--- Provided passage ---
------
So I managed to get using this hack i cobbled together:

import json
import varlink


def parse_signature(signature):
	_, return_type = signature.split('->')
	return_type = return_type.strip('() ')
	args = return_type.split(', ')
	return {arg.split(': ')[0]: arg.split(': ')[1] for arg in args}


def merge_dicts(dict1, dict2):
	for key, value in dict2.items():
		if key in dict1 and isinstance(dict1[key], dict) and isinstance(value, dict):
			dict1[key] = merge_dicts(dict1[key], value)
		else:
			dict1[key] = value
	return dict1


def varlink_func_to_objs(client: varlink.Client, intf: str, func: str, svc):
	iface = client.get_interface(intf)
	sig = iface.get_method(func).signature
	key_types = parse_signature(sig)
	ret = {}

	for key, value in key_types.items():
		obj_fields = client.get_interface(intf).members[value].type.fields
		obj = {}

		for field_key, field_value in obj_fields.items():
			if isinstance(field_value, varlink.scanner._Array):
				obj[field_key] = []
			elif isinstance(field_value, varlink.scanner._Maybe):
				obj[field_key] = None

			ret[key] = obj

	result = getattr(svc, func)()
------
--- Data under study ---

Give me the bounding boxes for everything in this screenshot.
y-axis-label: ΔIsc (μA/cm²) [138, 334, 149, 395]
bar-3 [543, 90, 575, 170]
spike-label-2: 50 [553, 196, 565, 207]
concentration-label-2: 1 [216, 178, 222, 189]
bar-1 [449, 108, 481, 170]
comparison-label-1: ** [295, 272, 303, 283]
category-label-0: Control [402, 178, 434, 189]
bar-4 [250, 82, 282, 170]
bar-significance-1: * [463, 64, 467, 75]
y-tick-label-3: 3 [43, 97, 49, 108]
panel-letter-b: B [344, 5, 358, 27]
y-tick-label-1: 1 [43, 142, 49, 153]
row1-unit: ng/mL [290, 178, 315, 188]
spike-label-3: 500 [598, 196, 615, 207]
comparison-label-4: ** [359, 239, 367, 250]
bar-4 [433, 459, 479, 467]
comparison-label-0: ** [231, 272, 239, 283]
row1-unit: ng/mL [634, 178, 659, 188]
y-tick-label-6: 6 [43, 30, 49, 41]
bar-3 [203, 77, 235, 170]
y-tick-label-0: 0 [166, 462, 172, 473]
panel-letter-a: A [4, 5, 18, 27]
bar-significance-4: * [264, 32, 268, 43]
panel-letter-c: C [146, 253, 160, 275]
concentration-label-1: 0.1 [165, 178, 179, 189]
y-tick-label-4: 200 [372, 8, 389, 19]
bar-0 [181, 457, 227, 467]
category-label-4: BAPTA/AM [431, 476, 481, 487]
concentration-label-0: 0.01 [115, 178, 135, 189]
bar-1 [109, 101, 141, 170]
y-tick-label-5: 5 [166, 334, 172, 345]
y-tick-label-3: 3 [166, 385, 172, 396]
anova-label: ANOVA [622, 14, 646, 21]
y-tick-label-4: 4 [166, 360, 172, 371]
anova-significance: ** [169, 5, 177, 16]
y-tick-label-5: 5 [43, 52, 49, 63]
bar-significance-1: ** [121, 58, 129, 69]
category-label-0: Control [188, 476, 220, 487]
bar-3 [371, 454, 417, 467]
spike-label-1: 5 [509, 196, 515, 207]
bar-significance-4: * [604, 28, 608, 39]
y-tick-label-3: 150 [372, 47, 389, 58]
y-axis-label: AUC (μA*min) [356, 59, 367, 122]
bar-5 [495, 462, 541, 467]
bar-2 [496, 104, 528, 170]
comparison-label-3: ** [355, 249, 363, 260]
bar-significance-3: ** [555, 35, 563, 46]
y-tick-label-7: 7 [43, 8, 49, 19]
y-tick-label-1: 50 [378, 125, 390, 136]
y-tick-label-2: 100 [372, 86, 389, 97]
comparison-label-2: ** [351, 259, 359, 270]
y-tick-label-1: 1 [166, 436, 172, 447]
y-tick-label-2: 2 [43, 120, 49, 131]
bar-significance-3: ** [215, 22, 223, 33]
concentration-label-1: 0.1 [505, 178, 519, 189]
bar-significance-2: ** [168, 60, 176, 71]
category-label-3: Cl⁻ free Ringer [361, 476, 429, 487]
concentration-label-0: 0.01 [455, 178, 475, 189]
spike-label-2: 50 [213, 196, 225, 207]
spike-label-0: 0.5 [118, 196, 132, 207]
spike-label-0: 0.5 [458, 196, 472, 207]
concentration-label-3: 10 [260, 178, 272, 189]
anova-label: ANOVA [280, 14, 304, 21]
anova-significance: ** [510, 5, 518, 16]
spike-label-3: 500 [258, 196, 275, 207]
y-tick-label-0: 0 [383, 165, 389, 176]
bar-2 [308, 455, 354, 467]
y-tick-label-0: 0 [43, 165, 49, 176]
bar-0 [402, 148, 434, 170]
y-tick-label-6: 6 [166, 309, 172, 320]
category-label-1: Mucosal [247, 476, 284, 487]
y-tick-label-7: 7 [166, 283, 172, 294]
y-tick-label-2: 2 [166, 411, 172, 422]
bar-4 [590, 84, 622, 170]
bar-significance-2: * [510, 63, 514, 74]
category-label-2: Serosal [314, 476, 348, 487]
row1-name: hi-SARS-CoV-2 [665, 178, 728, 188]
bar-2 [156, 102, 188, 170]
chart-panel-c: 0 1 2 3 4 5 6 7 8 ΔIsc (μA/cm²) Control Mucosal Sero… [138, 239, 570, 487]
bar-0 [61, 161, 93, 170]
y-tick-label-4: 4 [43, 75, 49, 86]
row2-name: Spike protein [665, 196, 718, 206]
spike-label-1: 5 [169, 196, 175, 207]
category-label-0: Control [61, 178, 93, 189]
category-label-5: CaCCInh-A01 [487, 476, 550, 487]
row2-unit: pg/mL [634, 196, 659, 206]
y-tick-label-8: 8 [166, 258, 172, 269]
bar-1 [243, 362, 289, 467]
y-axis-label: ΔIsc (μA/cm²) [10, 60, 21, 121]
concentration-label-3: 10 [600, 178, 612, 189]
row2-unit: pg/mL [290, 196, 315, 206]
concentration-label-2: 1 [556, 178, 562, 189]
------
--- Activity A ---
Answer from the code snippet:
(i) Which two modules does it import?
(ii) On what string does parse_signature split the signature?
(iii) In varlink_func_to_objs, what value is given to a field whose type is varlink.scanner._Maybe?
--- Activity B ---
Please list every function that the code snippet defines with def.

--- Expected output A ---
(i) json and varlink
(ii) '->'
(iii) None

--- Expected output B ---
parse_signature, merge_dicts, varlink_func_to_objs